**Problem to solve:** Reproduce the records below exactly, leaving out any pictures.
#### Data section
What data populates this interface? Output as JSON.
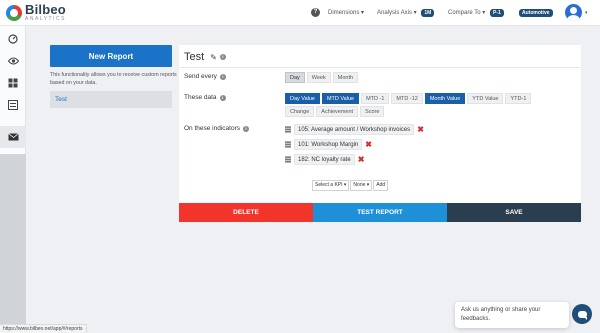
{
  "app": {
    "logo_name": "Bilbeo",
    "logo_sub": "ANALYTICS"
  },
  "topnav": {
    "dimensions": "Dimensions ▾",
    "analysis_axis": "Analysis Axis ▾",
    "analysis_axis_badge": "1M",
    "compare_to": "Compare To ▾",
    "compare_to_badge": "P-1",
    "automotive_badge": "Automotive",
    "user_caret": "▾"
  },
  "sidebar": {
    "items": [
      {
        "icon": "dashboard-gauge-icon"
      },
      {
        "icon": "eye-icon"
      },
      {
        "icon": "grid-icon"
      },
      {
        "icon": "list-icon"
      },
      {
        "icon": "envelope-icon"
      }
    ]
  },
  "left_panel": {
    "new_report_label": "New Report",
    "info_text": "This functionality allows you to receive custom reports based on your data.",
    "reports": [
      "Test"
    ]
  },
  "report": {
    "title": "Test",
    "send_every_label": "Send every",
    "send_every_options": [
      "Day",
      "Week",
      "Month"
    ],
    "send_every_selected": "Day",
    "these_data_label": "These data",
    "data_options": [
      {
        "label": "Day Value",
        "on": true
      },
      {
        "label": "MTD Value",
        "on": true
      },
      {
        "label": "MTD -1",
        "on": false
      },
      {
        "label": "MTD -12",
        "on": false
      },
      {
        "label": "Month Value",
        "on": true
      },
      {
        "label": "YTD Value",
        "on": false
      },
      {
        "label": "YTD-1",
        "on": false
      },
      {
        "label": "Change",
        "on": false
      },
      {
        "label": "Achievement",
        "on": false
      },
      {
        "label": "Score",
        "on": false
      }
    ],
    "indicators_label": "On these indicators",
    "indicators": [
      "105: Average amount / Workshop invoices",
      "101: Workshop Margin",
      "182: NC loyalty rate"
    ],
    "select_kpi": "Select a KPI ▾",
    "select_none": "None ▾",
    "add_label": "Add",
    "delete_label": "DELETE",
    "test_label": "TEST REPORT",
    "save_label": "SAVE"
  },
  "colors": {
    "delete": "#f2352b",
    "test": "#1e90d8",
    "save": "#2b3e50",
    "primary": "#1a73c7"
  },
  "chat": {
    "placeholder": "Ask us anything or share your feedbacks."
  },
  "status_url": "https://www.bilbeo.net/app/#/reports"
}
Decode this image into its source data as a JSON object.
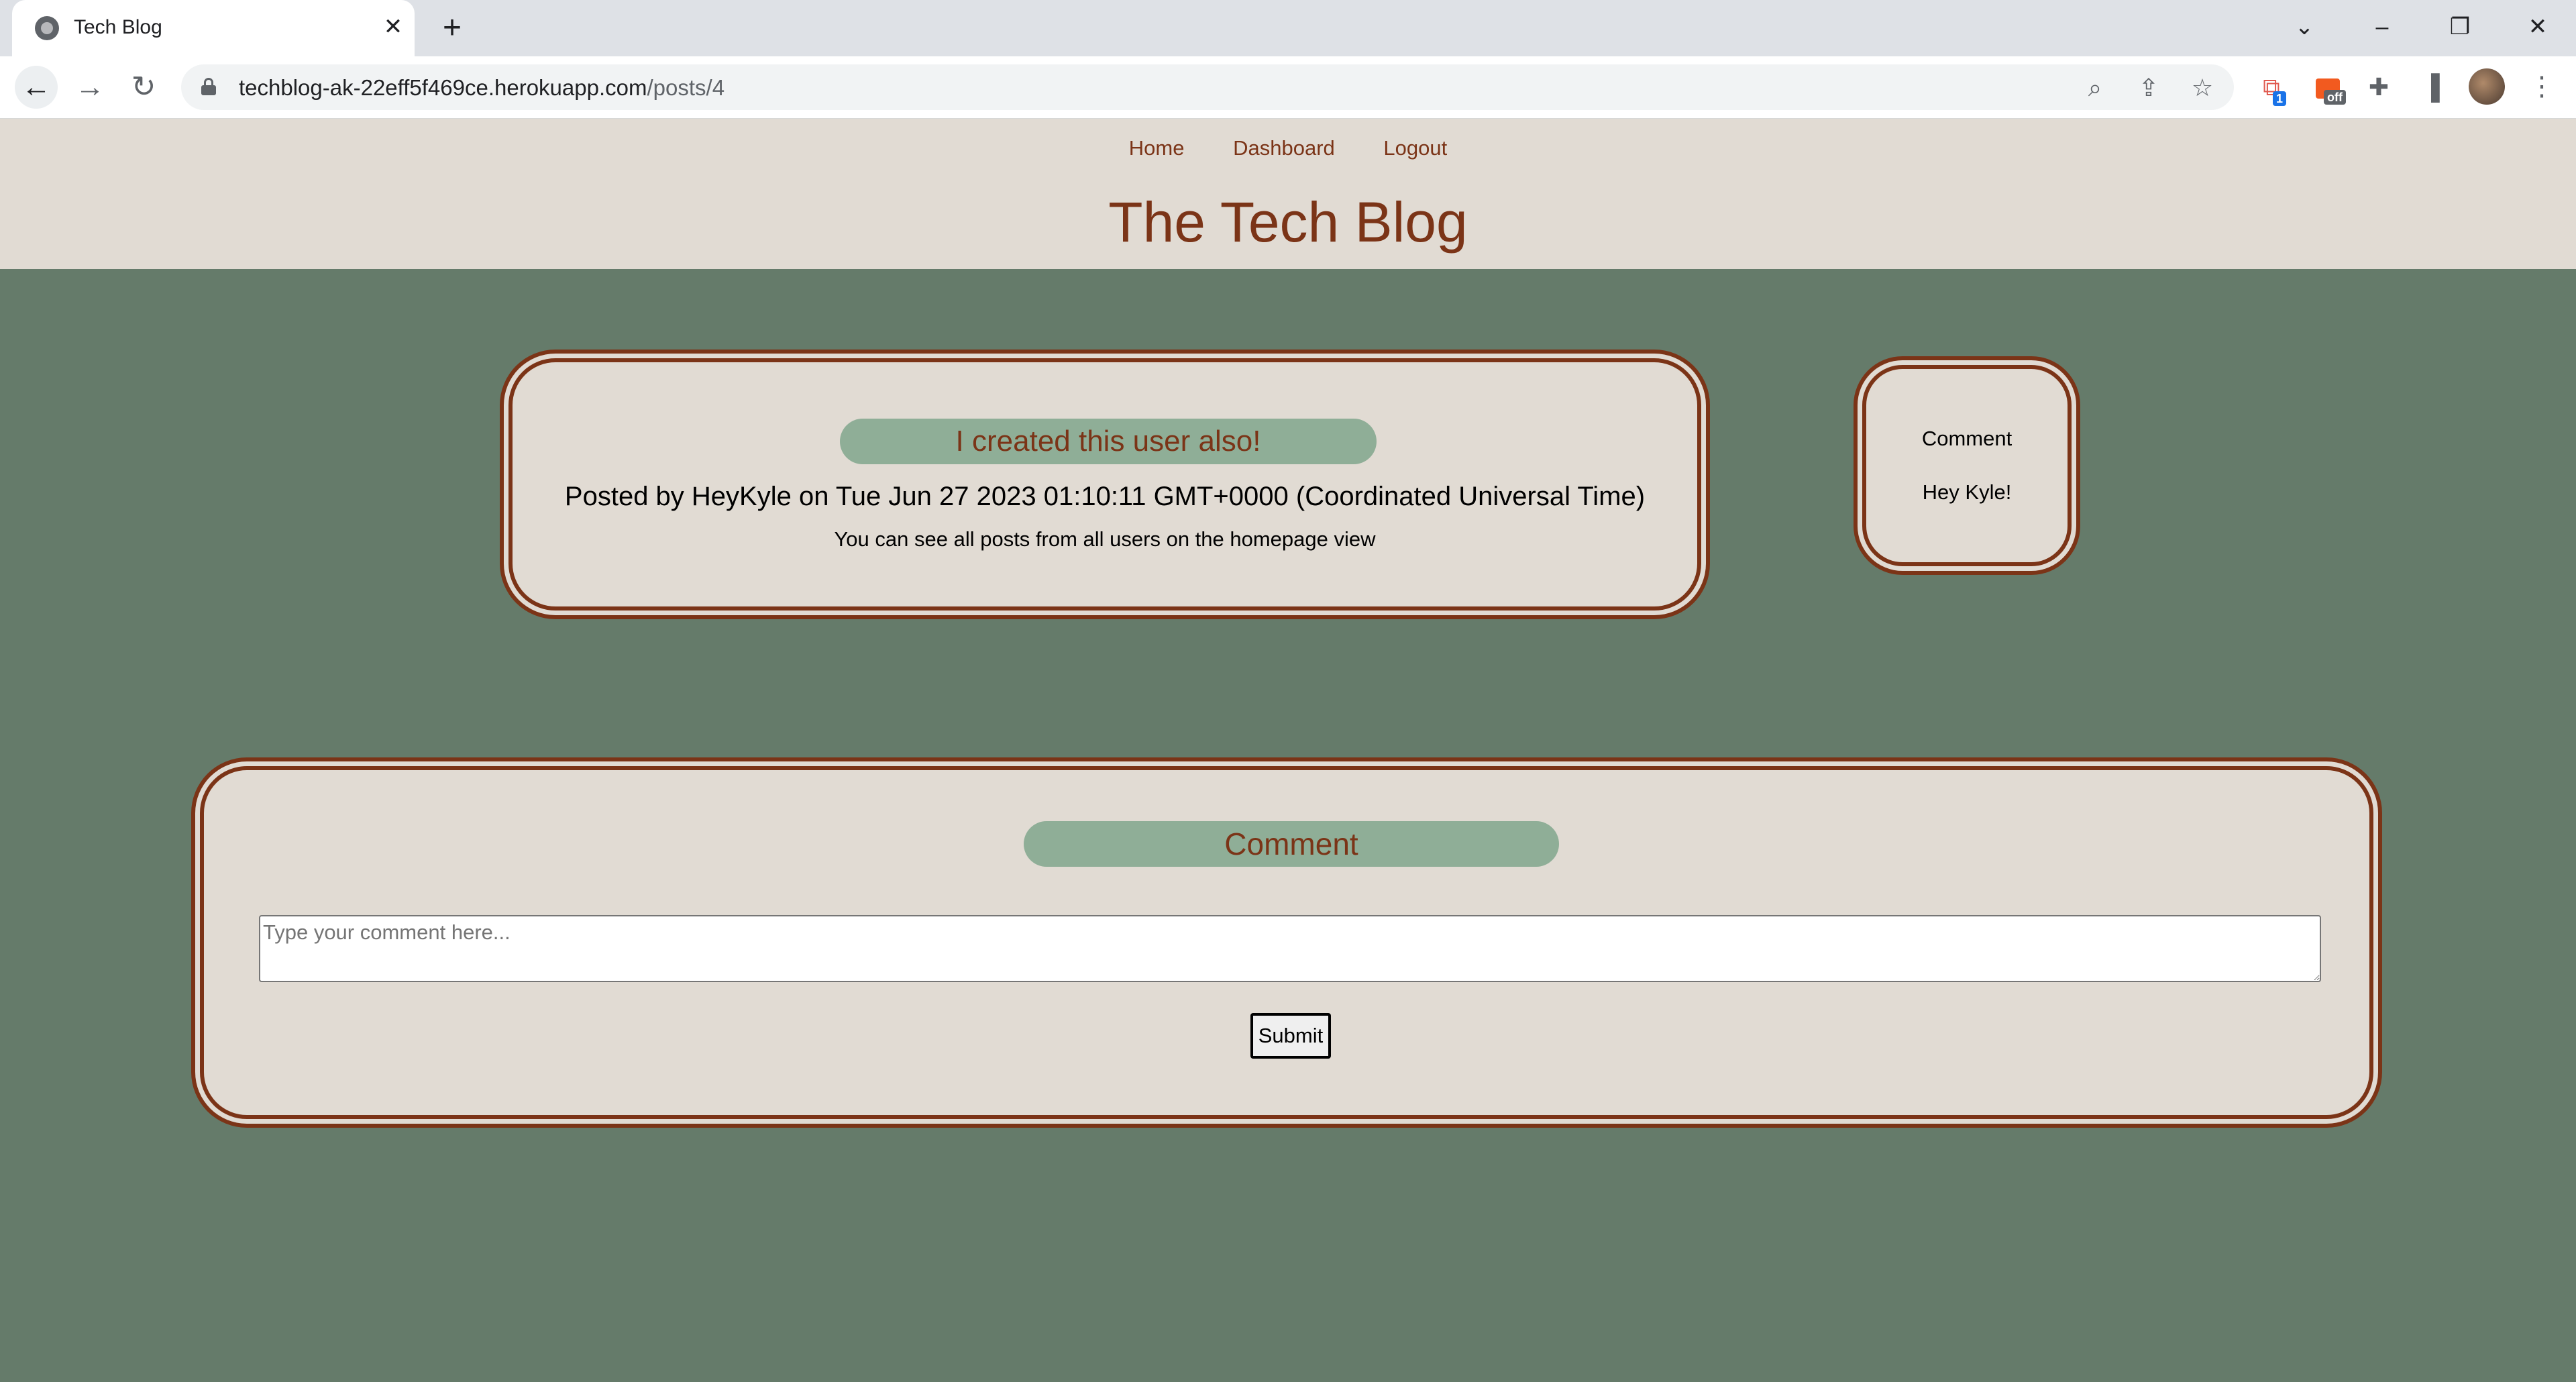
{
  "browser": {
    "tab_title": "Tech Blog",
    "url_host": "techblog-ak-22eff5f469ce.herokuapp.com",
    "url_path": "/posts/4",
    "extension_badges": [
      "1",
      "off"
    ]
  },
  "nav": {
    "home": "Home",
    "dashboard": "Dashboard",
    "logout": "Logout"
  },
  "site": {
    "title": "The Tech Blog"
  },
  "post": {
    "title": "I created this user also!",
    "meta": "Posted by HeyKyle on Tue Jun 27 2023 01:10:11 GMT+0000 (Coordinated Universal Time)",
    "body": "You can see all posts from all users on the homepage view"
  },
  "comments": {
    "heading": "Comment",
    "items": [
      "Hey Kyle!"
    ]
  },
  "comment_form": {
    "heading": "Comment",
    "placeholder": "Type your comment here...",
    "submit_label": "Submit"
  },
  "colors": {
    "page_background": "#657b6a",
    "card_background": "#e1dbd3",
    "accent_brown": "#7b3417",
    "pill_green": "#8fae97"
  }
}
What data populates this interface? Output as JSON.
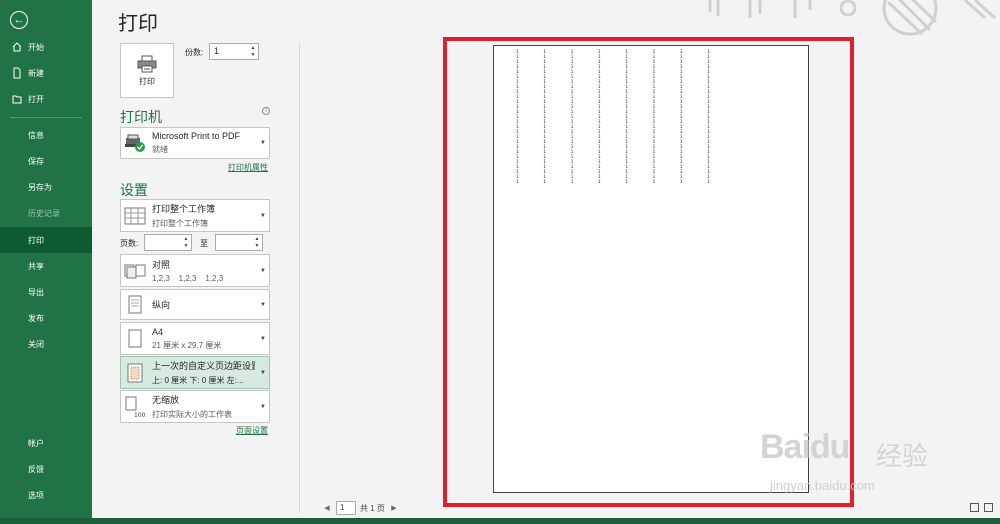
########
**Task solution:**
What data populates this interface? Output as JSON.
{
  "app": {
    "logo_name": "Bilbeo",
    "logo_sub": "ANALYTICS"
  },
  "topnav": {
    "dimensions": "Dimensions ▾",
    "analysis_axis": "Analysis Axis ▾",
    "analysis_axis_badge": "1M",
    "compare_to": "Compare To ▾",
    "compare_to_badge": "P-1",
    "automotive_badge": "Automotive",
    "user_caret": "▾"
  },
  "sidebar": {
    "items": [
      {
        "icon": "dashboard-gauge-icon"
      },
      {
        "icon": "eye-icon"
      },
      {
        "icon": "grid-icon"
      },
      {
        "icon": "list-icon"
      },
      {
        "icon": "envelope-icon"
      }
    ]
  },
  "left_panel": {
    "new_report_label": "New Report",
    "info_text": "This functionality allows you to receive custom reports based on your data.",
    "reports": [
      "Test"
    ]
  },
  "report": {
    "title": "Test",
    "send_every_label": "Send every",
    "send_every_options": [
      "Day",
      "Week",
      "Month"
    ],
    "send_every_selected": "Day",
    "these_data_label": "These data",
    "data_options": [
      {
        "label": "Day Value",
        "on": true
      },
      {
        "label": "MTD Value",
        "on": true
      },
      {
        "label": "MTD -1",
        "on": false
      },
      {
        "label": "MTD -12",
        "on": false
      },
      {
        "label": "Month Value",
        "on": true
      },
      {
        "label": "YTD Value",
        "on": false
      },
      {
        "label": "YTD-1",
        "on": false
      },
      {
        "label": "Change",
        "on": false
      },
      {
        "label": "Achievement",
        "on": false
      },
      {
        "label": "Score",
        "on": false
      }
    ],
    "indicators_label": "On these indicators",
    "indicators": [
      "105: Average amount / Workshop invoices",
      "101: Workshop Margin",
      "182: NC loyalty rate"
    ],
    "select_kpi": "Select a KPI ▾",
    "select_none": "None ▾",
    "add_label": "Add",
    "delete_label": "DELETE",
    "test_label": "TEST REPORT",
    "save_label": "SAVE"
  },
  "colors": {
    "delete": "#f2352b",
    "test": "#1e90d8",
    "save": "#2b3e50",
    "primary": "#1a73c7"
  },
  "chat": {
    "placeholder": "Ask us anything or share your feedbacks."
  },
  "status_url": "https://www.bilbeo.net/app/#/reports"
}
Decode this image into its source data as a JSON object.
{
  "browser": {
    "tab_title": "Tech Blog",
    "url_host": "techblog-ak-22eff5f469ce.herokuapp.com",
    "url_path": "/posts/4",
    "extension_badges": [
      "1",
      "off"
    ]
  },
  "nav": {
    "home": "Home",
    "dashboard": "Dashboard",
    "logout": "Logout"
  },
  "site": {
    "title": "The Tech Blog"
  },
  "post": {
    "title": "I created this user also!",
    "meta": "Posted by HeyKyle on Tue Jun 27 2023 01:10:11 GMT+0000 (Coordinated Universal Time)",
    "body": "You can see all posts from all users on the homepage view"
  },
  "comments": {
    "heading": "Comment",
    "items": [
      "Hey Kyle!"
    ]
  },
  "comment_form": {
    "heading": "Comment",
    "placeholder": "Type your comment here...",
    "submit_label": "Submit"
  },
  "colors": {
    "page_background": "#657b6a",
    "card_background": "#e1dbd3",
    "accent_brown": "#7b3417",
    "pill_green": "#8fae97"
  }
}
What data populates this interface? Output as JSON.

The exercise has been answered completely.